▶ **PROBLEM TO WORK ON**: Reproduce the listing below exactly, minus its pictures.

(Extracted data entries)
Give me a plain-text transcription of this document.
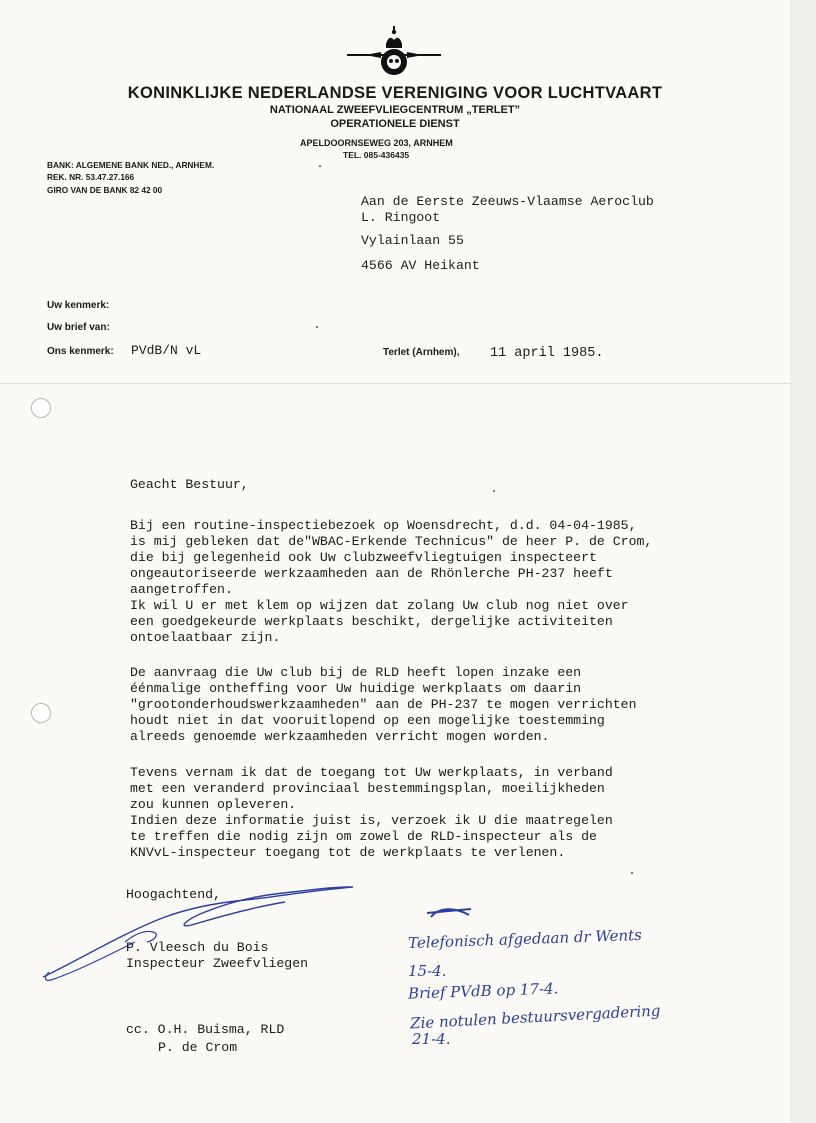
KONINKLIJKE NEDERLANDSE VERENIGING VOOR LUCHTVAART
NATIONAAL ZWEEFVLIEGCENTRUM „TERLET”
OPERATIONELE DIENST
APELDOORNSEWEG 203, ARNHEM
TEL. 085-436435
BANK: ALGEMENE BANK NED., ARNHEM.
REK. NR. 53.47.27.166
GIRO VAN DE BANK 82 42 00
Aan de Eerste Zeeuws-Vlaamse Aeroclub
L. Ringoot
Vylainlaan 55
4566 AV Heikant
Uw kenmerk:
Uw brief van:
Ons kenmerk: PVdB/N vL	Terlet (Arnhem), 11 april 1985.
Geacht Bestuur,
Bij een routine-inspectiebezoek op Woensdrecht, d.d. 04-04-1985,
is mij gebleken dat de"WBAC-Erkende Technicus" de heer P. de Crom,
die bij gelegenheid ook Uw clubzweefvliegtuigen inspecteert
ongeautoriseerde werkzaamheden aan de Rhönlerche PH-237 heeft
aangetroffen.
Ik wil U er met klem op wijzen dat zolang Uw club nog niet over
een goedgekeurde werkplaats beschikt, dergelijke activiteiten
ontoelaatbaar zijn.
De aanvraag die Uw club bij de RLD heeft lopen inzake een
éénmalige ontheffing voor Uw huidige werkplaats om daarin
"grootonderhoudswerkzaamheden" aan de PH-237 te mogen verrichten
houdt niet in dat vooruitlopend op een mogelijke toestemming
alreeds genoemde werkzaamheden verricht mogen worden.
Tevens vernam ik dat de toegang tot Uw werkplaats, in verband
met een veranderd provinciaal bestemmingsplan, moeilijkheden
zou kunnen opleveren.
Indien deze informatie juist is, verzoek ik U die maatregelen
te treffen die nodig zijn om zowel de RLD-inspecteur als de
KNVvL-inspecteur toegang tot de werkplaats te verlenen.
Hoogachtend,
P. Vleesch du Bois
Inspecteur Zweefvliegen
cc. O.H. Buisma, RLD
P. de Crom
Telefonisch afgedaan dr Wents
15-4.
Brief PVdB op 17-4.
Zie notulen bestuursvergadering
21-4.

▶ **THE ANSWER**:
Give me a plain-text transcription of this document.
KONINKLIJKE NEDERLANDSE VERENIGING VOOR LUCHTVAART
NATIONAAL ZWEEFVLIEGCENTRUM „TERLET”
OPERATIONELE DIENST
APELDOORNSEWEG 203, ARNHEM
TEL. 085-436435
BANK: ALGEMENE BANK NED., ARNHEM.
REK. NR. 53.47.27.166
GIRO VAN DE BANK 82 42 00
Aan de Eerste Zeeuws-Vlaamse Aeroclub
L. Ringoot
Vylainlaan 55
4566 AV Heikant
Uw kenmerk:
Uw brief van:
Ons kenmerk: PVdB/N vL	Terlet (Arnhem), 11 april 1985.
Geacht Bestuur,
Bij een routine-inspectiebezoek op Woensdrecht, d.d. 04-04-1985,
is mij gebleken dat de"WBAC-Erkende Technicus" de heer P. de Crom,
die bij gelegenheid ook Uw clubzweefvliegtuigen inspecteert
ongeautoriseerde werkzaamheden aan de Rhönlerche PH-237 heeft
aangetroffen.
Ik wil U er met klem op wijzen dat zolang Uw club nog niet over
een goedgekeurde werkplaats beschikt, dergelijke activiteiten
ontoelaatbaar zijn.
De aanvraag die Uw club bij de RLD heeft lopen inzake een
éénmalige ontheffing voor Uw huidige werkplaats om daarin
"grootonderhoudswerkzaamheden" aan de PH-237 te mogen verrichten
houdt niet in dat vooruitlopend op een mogelijke toestemming
alreeds genoemde werkzaamheden verricht mogen worden.
Tevens vernam ik dat de toegang tot Uw werkplaats, in verband
met een veranderd provinciaal bestemmingsplan, moeilijkheden
zou kunnen opleveren.
Indien deze informatie juist is, verzoek ik U die maatregelen
te treffen die nodig zijn om zowel de RLD-inspecteur als de
KNVvL-inspecteur toegang tot de werkplaats te verlenen.
Hoogachtend,
P. Vleesch du Bois
Inspecteur Zweefvliegen
cc. O.H. Buisma, RLD
P. de Crom
Telefonisch afgedaan dr Wents
15-4.
Brief PVdB op 17-4.
Zie notulen bestuursvergadering
21-4.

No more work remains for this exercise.